Problem description: Report how many lines in the listing below include the word "screenshot". Write nothing besides the number.
☆ ☆ ☆ ☆ ☆
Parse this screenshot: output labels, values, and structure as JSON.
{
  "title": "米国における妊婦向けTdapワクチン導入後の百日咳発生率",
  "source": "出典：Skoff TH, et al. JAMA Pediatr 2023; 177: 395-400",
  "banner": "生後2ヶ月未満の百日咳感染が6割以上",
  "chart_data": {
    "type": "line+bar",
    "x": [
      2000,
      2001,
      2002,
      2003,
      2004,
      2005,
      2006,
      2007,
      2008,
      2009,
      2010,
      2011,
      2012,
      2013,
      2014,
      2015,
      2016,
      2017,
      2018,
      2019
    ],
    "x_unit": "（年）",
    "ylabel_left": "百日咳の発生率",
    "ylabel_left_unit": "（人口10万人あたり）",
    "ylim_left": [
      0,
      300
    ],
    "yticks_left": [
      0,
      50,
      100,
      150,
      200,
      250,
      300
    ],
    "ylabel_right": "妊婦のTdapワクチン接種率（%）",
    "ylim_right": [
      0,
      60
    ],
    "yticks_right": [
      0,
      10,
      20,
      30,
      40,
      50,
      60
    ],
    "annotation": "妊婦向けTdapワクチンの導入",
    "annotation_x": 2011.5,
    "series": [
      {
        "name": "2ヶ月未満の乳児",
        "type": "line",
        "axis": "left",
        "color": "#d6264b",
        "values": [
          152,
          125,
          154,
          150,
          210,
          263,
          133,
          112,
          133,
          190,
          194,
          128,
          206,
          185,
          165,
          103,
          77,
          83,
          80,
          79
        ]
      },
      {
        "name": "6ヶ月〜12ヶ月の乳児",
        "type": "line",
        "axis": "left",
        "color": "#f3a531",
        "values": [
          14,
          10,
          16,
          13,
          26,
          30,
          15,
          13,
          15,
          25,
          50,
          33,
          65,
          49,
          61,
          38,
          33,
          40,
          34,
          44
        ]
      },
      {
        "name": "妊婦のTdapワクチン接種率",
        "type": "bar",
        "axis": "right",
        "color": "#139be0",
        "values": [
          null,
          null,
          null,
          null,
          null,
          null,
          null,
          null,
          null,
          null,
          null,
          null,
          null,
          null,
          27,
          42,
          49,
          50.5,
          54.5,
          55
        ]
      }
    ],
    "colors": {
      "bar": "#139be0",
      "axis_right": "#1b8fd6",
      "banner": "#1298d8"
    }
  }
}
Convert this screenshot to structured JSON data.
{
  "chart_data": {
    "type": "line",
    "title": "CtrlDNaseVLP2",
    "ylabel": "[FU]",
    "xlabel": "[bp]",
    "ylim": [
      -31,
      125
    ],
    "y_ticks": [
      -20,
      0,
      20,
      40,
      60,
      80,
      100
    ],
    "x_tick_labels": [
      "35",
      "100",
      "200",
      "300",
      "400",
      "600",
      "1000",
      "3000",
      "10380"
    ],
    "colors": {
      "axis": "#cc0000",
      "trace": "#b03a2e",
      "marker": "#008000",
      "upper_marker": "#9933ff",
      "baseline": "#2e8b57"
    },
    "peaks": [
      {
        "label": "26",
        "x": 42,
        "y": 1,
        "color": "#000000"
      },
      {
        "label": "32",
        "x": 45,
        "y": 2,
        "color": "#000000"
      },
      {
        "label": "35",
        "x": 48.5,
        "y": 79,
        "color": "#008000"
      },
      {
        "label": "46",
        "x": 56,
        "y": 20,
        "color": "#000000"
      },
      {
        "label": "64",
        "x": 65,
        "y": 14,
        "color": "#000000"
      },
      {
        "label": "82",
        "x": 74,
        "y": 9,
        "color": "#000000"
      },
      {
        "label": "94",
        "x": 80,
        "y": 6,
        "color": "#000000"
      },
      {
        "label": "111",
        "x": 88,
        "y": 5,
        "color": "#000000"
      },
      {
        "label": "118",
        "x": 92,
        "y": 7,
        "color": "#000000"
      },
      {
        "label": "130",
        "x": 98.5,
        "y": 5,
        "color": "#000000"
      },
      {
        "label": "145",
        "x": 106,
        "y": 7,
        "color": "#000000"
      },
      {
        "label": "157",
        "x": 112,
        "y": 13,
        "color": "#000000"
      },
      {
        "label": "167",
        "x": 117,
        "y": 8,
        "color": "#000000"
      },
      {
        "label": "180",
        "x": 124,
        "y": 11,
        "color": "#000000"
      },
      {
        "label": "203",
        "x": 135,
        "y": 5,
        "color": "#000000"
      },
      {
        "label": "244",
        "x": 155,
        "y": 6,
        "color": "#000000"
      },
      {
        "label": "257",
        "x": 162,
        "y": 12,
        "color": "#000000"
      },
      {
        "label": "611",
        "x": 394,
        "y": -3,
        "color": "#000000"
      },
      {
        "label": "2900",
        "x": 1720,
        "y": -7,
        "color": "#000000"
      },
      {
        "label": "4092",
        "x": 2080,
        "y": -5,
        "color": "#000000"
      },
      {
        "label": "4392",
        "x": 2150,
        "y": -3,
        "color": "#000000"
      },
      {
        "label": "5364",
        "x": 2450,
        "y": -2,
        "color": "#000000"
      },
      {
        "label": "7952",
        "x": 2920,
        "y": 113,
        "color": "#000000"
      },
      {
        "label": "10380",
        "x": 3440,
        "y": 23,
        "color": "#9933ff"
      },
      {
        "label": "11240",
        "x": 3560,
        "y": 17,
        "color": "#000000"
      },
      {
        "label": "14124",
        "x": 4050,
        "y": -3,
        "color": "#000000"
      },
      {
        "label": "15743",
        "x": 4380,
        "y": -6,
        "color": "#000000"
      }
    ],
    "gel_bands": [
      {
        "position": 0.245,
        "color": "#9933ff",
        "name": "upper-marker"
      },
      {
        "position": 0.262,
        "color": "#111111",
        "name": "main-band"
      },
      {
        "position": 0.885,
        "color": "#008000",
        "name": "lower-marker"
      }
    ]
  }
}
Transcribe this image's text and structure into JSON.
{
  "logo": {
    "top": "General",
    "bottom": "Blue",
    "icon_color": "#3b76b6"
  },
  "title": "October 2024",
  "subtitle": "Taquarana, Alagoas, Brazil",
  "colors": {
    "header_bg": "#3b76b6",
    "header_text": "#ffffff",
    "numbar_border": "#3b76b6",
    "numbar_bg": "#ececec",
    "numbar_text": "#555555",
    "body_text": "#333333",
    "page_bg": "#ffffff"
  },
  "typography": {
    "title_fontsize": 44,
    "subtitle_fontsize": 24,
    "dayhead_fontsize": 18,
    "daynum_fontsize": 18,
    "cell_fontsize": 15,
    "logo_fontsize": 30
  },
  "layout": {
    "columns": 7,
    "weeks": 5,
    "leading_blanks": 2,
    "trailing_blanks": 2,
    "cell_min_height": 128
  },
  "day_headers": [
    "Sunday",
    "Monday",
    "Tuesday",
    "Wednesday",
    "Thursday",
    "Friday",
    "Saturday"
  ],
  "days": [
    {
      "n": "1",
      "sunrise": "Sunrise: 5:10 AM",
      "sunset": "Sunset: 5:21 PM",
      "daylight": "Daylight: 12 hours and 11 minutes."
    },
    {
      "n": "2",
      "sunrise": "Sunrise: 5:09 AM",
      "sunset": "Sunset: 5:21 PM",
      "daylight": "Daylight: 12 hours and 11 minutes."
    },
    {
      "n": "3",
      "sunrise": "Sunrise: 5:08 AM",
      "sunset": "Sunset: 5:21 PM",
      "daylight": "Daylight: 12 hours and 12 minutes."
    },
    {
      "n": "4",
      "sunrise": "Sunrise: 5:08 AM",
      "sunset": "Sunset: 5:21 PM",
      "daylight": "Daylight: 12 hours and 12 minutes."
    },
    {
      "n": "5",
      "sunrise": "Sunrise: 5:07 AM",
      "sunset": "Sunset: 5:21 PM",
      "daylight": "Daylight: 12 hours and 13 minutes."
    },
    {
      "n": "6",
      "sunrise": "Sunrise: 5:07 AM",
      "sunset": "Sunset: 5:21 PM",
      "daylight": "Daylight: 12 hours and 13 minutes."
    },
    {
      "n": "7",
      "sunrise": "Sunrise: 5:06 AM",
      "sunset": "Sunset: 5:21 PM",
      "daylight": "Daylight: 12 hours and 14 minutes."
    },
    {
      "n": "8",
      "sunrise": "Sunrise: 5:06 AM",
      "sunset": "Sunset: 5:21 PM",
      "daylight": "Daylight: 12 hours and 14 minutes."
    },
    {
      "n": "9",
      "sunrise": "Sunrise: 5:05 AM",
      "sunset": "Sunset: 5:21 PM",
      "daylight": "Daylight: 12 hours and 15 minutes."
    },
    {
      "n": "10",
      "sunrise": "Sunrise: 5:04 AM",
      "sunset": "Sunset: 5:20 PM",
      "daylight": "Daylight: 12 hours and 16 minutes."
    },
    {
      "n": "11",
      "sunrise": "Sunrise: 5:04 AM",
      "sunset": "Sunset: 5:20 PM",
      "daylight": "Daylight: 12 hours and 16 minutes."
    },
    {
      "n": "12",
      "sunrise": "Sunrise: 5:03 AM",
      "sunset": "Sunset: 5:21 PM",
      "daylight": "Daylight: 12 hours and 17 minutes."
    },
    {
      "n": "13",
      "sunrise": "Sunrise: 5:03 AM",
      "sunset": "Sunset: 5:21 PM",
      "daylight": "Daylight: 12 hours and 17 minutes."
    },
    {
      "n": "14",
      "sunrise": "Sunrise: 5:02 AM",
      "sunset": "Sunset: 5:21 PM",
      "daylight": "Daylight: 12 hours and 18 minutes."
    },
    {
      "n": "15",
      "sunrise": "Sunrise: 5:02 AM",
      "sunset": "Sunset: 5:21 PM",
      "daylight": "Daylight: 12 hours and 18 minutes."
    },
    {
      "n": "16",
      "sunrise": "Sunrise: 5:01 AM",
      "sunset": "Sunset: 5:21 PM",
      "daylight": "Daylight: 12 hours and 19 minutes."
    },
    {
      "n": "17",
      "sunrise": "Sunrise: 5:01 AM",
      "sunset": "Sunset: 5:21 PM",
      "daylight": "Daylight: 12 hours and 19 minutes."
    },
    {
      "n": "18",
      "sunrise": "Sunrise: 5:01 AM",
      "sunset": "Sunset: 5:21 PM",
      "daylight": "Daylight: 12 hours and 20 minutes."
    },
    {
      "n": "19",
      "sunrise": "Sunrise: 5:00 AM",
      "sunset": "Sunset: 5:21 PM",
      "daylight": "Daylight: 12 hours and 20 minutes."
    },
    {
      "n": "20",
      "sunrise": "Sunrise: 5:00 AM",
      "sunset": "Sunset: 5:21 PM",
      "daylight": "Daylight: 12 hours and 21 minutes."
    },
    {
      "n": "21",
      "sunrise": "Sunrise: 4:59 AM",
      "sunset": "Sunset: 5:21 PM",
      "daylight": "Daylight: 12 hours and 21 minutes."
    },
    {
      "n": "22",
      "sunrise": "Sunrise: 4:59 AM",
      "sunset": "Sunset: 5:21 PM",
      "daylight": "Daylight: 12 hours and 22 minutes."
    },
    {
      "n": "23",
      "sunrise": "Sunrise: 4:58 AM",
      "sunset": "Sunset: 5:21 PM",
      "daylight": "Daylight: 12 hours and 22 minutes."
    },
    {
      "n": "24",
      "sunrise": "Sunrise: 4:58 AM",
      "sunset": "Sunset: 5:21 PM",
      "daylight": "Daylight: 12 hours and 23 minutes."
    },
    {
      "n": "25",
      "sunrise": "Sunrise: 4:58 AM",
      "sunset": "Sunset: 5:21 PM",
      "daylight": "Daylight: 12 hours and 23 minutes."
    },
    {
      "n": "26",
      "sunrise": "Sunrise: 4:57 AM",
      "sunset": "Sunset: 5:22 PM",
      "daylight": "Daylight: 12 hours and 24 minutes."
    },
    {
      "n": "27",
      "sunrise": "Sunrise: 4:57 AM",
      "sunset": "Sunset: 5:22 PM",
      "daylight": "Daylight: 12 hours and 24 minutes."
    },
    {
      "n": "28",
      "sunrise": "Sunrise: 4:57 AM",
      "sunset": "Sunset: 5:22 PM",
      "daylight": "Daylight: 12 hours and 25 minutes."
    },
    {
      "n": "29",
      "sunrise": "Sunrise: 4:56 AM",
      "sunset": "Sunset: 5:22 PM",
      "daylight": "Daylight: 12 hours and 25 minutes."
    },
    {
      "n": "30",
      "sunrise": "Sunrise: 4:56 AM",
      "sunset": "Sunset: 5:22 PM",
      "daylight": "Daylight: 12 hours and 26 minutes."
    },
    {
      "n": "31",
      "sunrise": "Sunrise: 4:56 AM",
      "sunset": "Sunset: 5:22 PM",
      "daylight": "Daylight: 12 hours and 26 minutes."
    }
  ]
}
☆ ☆ ☆ ☆ ☆
Reply: 2